(Records about charts and figures)

■ ■ ■

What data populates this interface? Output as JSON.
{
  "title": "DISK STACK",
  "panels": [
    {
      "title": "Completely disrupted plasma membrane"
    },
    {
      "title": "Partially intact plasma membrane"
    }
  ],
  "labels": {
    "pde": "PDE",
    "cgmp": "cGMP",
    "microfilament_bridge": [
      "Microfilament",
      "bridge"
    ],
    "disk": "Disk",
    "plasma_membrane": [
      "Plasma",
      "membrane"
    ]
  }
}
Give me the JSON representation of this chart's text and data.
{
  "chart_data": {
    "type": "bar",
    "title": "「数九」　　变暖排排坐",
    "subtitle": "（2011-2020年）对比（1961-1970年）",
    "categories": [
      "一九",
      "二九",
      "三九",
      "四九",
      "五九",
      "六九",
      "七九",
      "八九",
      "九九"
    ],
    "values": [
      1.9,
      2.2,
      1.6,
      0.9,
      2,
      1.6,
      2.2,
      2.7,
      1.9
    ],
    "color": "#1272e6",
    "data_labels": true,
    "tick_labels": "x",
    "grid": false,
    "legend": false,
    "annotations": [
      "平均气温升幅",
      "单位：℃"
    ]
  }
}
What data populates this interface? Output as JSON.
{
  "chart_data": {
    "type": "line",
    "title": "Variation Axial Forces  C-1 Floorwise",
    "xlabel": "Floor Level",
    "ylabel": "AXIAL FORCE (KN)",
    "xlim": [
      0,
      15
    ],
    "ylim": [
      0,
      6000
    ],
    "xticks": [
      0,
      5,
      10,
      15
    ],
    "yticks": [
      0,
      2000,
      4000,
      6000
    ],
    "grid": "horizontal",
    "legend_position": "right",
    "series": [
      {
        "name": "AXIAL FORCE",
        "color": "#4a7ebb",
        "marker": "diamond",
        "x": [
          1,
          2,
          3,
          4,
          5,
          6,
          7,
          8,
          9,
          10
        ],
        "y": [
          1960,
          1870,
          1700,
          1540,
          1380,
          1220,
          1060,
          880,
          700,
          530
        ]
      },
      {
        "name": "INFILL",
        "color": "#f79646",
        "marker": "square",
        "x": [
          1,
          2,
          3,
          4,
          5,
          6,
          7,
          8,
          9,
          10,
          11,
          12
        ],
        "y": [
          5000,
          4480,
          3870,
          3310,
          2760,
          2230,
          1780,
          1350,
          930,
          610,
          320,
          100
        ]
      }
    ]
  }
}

■ ■ ■

PROBLEM TO WORK ON:
Emit the records above again, exactly, with no line skipped.

WORKED SOLUTION:
What data populates this interface? Output as JSON.
{
  "title": "DISK STACK",
  "panels": [
    {
      "title": "Completely disrupted plasma membrane"
    },
    {
      "title": "Partially intact plasma membrane"
    }
  ],
  "labels": {
    "pde": "PDE",
    "cgmp": "cGMP",
    "microfilament_bridge": [
      "Microfilament",
      "bridge"
    ],
    "disk": "Disk",
    "plasma_membrane": [
      "Plasma",
      "membrane"
    ]
  }
}
Give me the JSON representation of this chart's text and data.
{
  "chart_data": {
    "type": "bar",
    "title": "「数九」　　变暖排排坐",
    "subtitle": "（2011-2020年）对比（1961-1970年）",
    "categories": [
      "一九",
      "二九",
      "三九",
      "四九",
      "五九",
      "六九",
      "七九",
      "八九",
      "九九"
    ],
    "values": [
      1.9,
      2.2,
      1.6,
      0.9,
      2,
      1.6,
      2.2,
      2.7,
      1.9
    ],
    "color": "#1272e6",
    "data_labels": true,
    "tick_labels": "x",
    "grid": false,
    "legend": false,
    "annotations": [
      "平均气温升幅",
      "单位：℃"
    ]
  }
}
What data populates this interface? Output as JSON.
{
  "chart_data": {
    "type": "line",
    "title": "Variation Axial Forces  C-1 Floorwise",
    "xlabel": "Floor Level",
    "ylabel": "AXIAL FORCE (KN)",
    "xlim": [
      0,
      15
    ],
    "ylim": [
      0,
      6000
    ],
    "xticks": [
      0,
      5,
      10,
      15
    ],
    "yticks": [
      0,
      2000,
      4000,
      6000
    ],
    "grid": "horizontal",
    "legend_position": "right",
    "series": [
      {
        "name": "AXIAL FORCE",
        "color": "#4a7ebb",
        "marker": "diamond",
        "x": [
          1,
          2,
          3,
          4,
          5,
          6,
          7,
          8,
          9,
          10
        ],
        "y": [
          1960,
          1870,
          1700,
          1540,
          1380,
          1220,
          1060,
          880,
          700,
          530
        ]
      },
      {
        "name": "INFILL",
        "color": "#f79646",
        "marker": "square",
        "x": [
          1,
          2,
          3,
          4,
          5,
          6,
          7,
          8,
          9,
          10,
          11,
          12
        ],
        "y": [
          5000,
          4480,
          3870,
          3310,
          2760,
          2230,
          1780,
          1350,
          930,
          610,
          320,
          100
        ]
      }
    ]
  }
}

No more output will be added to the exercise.